TEXT SHOWN:
Case ID: cust-ct_6/html/0078-01.html
Source: Caselaw Access Project
Author: {"author": "Evans, Judge:", "license": "Public Domain", "url": "https://static.case.law/"}
Date Created: 2024-08-24T03:29:51.129683

(C. D. 431)
    United Bulb Co. v. United States
    United States Customs Court, Third Division
    (Decided January 30, 1941)
    
      Philip Stein for the plaintiff.
    
      Charles D. Lawrence, Acting Assistant Attorney General (John J. McDermott, special attorney), for the defendant.
    Before Cline, Evans, and Keefe, Judges
   Evans, Judge:

This case involves the action of the collector of customs in refusing to accept a protest which the plaintiff herein attempted to file with such officer protesting against the rate and amount of money assessed as customs duties upon certain agricultural machines imported at the port of Portland, Oreg. Section 514 of the Tariff Act of 1930, under which the importation was made, fixes a time limit of 60 days after liquidation within which an importer may, if dissatisfied with the collector’s action, file a protest in writing against such action. The facts, which are not disputed, are as follows. The attorney for the importer, within the time prescribed by the statute, offered a protest in writing to the collector of customs at the port of entry. The collector refused to accept said protest on the ground that there was no power of attorney authorizing said attorney to act as agent for the importer, as required by article 850 of the Customs Regulations of 1931 as amended by T. D. 48707. From such refusal importer’s attorney filed the protest now before us, together with a power of attorney, which second protest was accepted by the collector and forwarded to this court. The sole issue before the court is the validity of the collector’s action in rejecting the first protest.

ACTIONS TO TAKE:
(a) Answer these questions from the customs court opinion:
(i) At which port were the agricultural machines imported?
(ii) Under Section 514 of the Tariff Act of 1930, how long after liquidation may an importer file a protest?
(iii) On what ground did the collector refuse the first protest?
(b) Translate this sentence from the customs court opinion into Spanish: "The sole issue before the court is the validity of the collector’s action in rejecting the first protest."
(c) From the customs court opinion, return the passage between "United Bulb Co." and "for the defendant.", inclusive, character for character.

INFORMATION PROVIDED:
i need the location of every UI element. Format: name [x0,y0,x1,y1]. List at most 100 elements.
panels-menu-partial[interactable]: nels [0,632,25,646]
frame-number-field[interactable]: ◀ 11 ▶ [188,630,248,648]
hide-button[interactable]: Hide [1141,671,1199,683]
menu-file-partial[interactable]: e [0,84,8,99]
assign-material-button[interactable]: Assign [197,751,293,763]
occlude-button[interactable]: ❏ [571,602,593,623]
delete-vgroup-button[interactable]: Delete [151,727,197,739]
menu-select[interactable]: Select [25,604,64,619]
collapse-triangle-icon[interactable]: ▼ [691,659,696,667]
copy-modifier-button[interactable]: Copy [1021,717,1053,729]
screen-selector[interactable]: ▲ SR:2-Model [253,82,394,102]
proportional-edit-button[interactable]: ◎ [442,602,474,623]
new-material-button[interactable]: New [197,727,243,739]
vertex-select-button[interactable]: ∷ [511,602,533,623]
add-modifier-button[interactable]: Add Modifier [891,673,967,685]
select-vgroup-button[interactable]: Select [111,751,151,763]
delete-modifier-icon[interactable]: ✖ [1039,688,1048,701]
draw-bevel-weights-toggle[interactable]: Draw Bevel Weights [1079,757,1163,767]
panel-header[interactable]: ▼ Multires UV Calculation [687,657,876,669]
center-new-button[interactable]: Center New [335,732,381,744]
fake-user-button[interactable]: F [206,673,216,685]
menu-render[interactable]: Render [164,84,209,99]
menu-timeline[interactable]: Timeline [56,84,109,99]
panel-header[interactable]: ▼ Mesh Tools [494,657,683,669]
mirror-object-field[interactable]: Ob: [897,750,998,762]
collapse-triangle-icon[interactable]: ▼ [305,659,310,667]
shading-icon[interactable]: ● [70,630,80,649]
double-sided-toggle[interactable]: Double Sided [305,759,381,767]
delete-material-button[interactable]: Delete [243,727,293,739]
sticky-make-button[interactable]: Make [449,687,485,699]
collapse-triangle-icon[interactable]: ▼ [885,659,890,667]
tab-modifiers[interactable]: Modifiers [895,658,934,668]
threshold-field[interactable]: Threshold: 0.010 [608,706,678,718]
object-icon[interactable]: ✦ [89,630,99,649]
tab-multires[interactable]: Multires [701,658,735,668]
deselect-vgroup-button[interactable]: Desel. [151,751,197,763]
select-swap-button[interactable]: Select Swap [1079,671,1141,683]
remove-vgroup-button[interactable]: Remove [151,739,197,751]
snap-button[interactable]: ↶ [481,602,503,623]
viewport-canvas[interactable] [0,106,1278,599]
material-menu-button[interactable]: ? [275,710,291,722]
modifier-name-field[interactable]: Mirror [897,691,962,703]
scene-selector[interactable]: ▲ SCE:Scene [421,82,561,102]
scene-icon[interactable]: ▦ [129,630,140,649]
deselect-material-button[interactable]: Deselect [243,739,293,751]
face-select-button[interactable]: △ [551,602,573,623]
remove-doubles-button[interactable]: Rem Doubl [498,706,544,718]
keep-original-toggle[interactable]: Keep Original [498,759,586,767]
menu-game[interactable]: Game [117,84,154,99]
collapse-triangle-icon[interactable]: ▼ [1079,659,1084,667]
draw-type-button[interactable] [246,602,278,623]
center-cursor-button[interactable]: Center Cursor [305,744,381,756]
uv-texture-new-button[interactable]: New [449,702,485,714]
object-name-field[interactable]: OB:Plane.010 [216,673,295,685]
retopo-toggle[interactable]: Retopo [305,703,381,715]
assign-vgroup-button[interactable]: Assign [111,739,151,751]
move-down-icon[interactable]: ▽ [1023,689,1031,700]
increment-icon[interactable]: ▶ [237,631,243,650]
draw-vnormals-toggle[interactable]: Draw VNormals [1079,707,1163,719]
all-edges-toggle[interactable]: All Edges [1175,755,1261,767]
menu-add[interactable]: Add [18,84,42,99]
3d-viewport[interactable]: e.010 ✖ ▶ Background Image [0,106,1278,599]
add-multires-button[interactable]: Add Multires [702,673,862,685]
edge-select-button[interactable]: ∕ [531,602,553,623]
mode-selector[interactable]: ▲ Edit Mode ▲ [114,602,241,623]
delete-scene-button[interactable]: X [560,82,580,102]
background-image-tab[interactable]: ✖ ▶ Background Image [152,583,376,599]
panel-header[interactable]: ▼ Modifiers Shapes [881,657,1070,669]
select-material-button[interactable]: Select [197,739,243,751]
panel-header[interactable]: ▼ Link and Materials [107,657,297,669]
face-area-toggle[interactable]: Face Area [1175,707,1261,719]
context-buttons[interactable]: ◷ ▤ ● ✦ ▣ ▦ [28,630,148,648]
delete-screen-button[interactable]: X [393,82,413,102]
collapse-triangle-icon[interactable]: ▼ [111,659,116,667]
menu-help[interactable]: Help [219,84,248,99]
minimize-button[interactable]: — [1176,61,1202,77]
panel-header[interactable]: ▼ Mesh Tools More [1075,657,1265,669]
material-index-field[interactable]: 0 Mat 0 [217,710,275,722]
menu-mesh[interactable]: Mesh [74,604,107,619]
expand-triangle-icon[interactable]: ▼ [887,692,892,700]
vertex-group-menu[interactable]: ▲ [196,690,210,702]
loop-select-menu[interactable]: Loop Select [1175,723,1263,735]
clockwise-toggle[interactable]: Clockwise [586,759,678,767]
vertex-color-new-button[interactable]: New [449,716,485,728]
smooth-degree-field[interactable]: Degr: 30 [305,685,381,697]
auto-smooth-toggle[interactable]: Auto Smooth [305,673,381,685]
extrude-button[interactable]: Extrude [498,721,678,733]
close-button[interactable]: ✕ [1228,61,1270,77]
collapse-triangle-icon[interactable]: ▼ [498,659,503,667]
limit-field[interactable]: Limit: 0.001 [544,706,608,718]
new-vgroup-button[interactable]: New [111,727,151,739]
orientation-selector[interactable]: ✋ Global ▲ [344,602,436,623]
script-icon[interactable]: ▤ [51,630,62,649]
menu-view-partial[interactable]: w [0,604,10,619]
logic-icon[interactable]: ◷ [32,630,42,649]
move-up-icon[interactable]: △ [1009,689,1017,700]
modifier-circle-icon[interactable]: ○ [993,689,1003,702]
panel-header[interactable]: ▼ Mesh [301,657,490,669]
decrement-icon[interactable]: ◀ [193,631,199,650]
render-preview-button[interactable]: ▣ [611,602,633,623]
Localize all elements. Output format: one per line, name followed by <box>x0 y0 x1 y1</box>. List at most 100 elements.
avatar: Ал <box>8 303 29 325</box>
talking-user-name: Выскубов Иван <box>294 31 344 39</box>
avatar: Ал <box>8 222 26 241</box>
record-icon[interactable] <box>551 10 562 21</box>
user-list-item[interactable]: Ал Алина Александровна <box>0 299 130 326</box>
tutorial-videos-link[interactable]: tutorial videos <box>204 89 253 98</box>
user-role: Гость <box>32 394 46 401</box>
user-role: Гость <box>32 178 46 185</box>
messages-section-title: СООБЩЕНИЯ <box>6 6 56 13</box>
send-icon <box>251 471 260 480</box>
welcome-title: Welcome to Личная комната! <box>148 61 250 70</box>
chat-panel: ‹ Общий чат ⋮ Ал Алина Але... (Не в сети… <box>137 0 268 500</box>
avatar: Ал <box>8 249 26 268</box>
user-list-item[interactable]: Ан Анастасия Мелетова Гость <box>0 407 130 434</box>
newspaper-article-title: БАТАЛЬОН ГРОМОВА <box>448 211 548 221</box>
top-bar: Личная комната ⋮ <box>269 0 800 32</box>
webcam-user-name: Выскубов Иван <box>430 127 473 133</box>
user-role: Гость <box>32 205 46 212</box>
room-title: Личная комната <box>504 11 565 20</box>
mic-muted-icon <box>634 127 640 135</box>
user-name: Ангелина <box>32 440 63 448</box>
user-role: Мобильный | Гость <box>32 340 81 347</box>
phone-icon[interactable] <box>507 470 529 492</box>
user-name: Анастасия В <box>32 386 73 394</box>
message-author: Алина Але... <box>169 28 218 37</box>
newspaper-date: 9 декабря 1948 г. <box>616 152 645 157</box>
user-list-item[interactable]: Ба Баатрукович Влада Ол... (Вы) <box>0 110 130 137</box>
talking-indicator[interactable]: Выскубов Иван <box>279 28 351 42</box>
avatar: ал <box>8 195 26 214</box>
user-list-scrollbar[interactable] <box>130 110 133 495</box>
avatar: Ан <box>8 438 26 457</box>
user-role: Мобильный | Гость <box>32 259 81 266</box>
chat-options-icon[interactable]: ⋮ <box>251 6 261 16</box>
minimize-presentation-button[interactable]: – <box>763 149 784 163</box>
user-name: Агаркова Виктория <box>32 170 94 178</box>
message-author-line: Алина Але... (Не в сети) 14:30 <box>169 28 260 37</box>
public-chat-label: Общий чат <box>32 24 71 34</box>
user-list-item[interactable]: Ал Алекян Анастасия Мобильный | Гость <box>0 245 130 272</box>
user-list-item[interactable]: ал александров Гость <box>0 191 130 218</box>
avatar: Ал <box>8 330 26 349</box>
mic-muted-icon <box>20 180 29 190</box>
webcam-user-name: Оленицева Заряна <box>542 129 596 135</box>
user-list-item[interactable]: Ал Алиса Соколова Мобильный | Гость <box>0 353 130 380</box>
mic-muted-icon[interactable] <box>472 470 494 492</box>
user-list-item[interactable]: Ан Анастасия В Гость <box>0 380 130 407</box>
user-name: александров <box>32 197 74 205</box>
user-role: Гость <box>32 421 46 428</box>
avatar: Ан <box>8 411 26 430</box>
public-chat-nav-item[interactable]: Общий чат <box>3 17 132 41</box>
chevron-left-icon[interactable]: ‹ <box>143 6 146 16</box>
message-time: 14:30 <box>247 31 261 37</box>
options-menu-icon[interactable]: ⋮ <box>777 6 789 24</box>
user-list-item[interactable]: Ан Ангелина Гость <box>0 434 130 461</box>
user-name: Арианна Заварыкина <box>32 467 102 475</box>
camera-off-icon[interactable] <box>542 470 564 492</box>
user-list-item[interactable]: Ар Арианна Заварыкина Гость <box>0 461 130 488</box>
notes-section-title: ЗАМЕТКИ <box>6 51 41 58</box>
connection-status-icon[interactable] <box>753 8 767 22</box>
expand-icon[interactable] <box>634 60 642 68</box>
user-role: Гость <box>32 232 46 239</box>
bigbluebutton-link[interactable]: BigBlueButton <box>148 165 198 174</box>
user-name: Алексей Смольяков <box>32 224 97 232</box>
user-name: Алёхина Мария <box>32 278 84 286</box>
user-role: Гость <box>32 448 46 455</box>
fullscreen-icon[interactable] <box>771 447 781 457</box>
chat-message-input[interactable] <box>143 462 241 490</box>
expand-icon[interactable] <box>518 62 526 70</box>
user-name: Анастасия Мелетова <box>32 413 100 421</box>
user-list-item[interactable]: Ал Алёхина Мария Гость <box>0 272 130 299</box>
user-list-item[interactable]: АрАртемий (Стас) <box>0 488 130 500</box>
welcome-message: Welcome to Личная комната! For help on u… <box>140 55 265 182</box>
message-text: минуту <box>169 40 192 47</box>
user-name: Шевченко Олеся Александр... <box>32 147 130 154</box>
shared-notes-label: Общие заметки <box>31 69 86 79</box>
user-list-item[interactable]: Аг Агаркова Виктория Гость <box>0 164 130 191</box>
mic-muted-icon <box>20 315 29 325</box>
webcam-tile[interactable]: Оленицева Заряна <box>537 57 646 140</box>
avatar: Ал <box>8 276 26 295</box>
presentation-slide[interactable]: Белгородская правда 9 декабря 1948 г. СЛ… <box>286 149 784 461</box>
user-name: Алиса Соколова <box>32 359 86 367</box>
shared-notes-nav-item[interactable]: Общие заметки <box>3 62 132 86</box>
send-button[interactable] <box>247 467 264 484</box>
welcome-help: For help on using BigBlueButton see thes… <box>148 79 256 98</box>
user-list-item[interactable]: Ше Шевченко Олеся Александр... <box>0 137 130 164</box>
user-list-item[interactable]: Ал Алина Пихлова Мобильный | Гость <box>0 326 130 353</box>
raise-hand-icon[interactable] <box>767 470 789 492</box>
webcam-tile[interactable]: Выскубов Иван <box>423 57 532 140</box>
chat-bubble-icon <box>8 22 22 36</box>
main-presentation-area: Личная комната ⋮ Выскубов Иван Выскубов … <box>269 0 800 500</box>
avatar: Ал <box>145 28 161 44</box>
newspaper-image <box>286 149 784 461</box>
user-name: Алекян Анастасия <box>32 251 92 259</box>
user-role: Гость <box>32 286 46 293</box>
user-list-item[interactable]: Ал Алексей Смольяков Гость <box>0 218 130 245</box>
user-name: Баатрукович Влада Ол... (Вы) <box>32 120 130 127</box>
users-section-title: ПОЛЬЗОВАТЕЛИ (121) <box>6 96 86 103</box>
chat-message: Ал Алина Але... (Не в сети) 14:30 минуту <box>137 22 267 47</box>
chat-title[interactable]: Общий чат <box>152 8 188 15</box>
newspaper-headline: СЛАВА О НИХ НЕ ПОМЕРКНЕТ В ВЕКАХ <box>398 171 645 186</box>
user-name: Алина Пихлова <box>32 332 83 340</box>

SOLUTIONS BELOW:
(a)
(i) Portland, Oreg.
(ii) 60 days after liquidation.
(iii) There was no power of attorney authorizing the attorney to act as agent for the importer, as required by article 850 of the Customs Regulations of 1931 as amended by T. D. 48707.

(b) La única cuestión ante el tribunal es la validez de la actuación del recaudador al rechazar la primera protesta.

(c)
United Bulb Co. v. United States
    United States Customs Court, Third Division
    (Decided January 30, 1941)
    
      Philip Stein for the plaintiff.
    
      Charles D. Lawrence, Acting Assistant Attorney General (John J. McDermott, special attorney), for the defendant.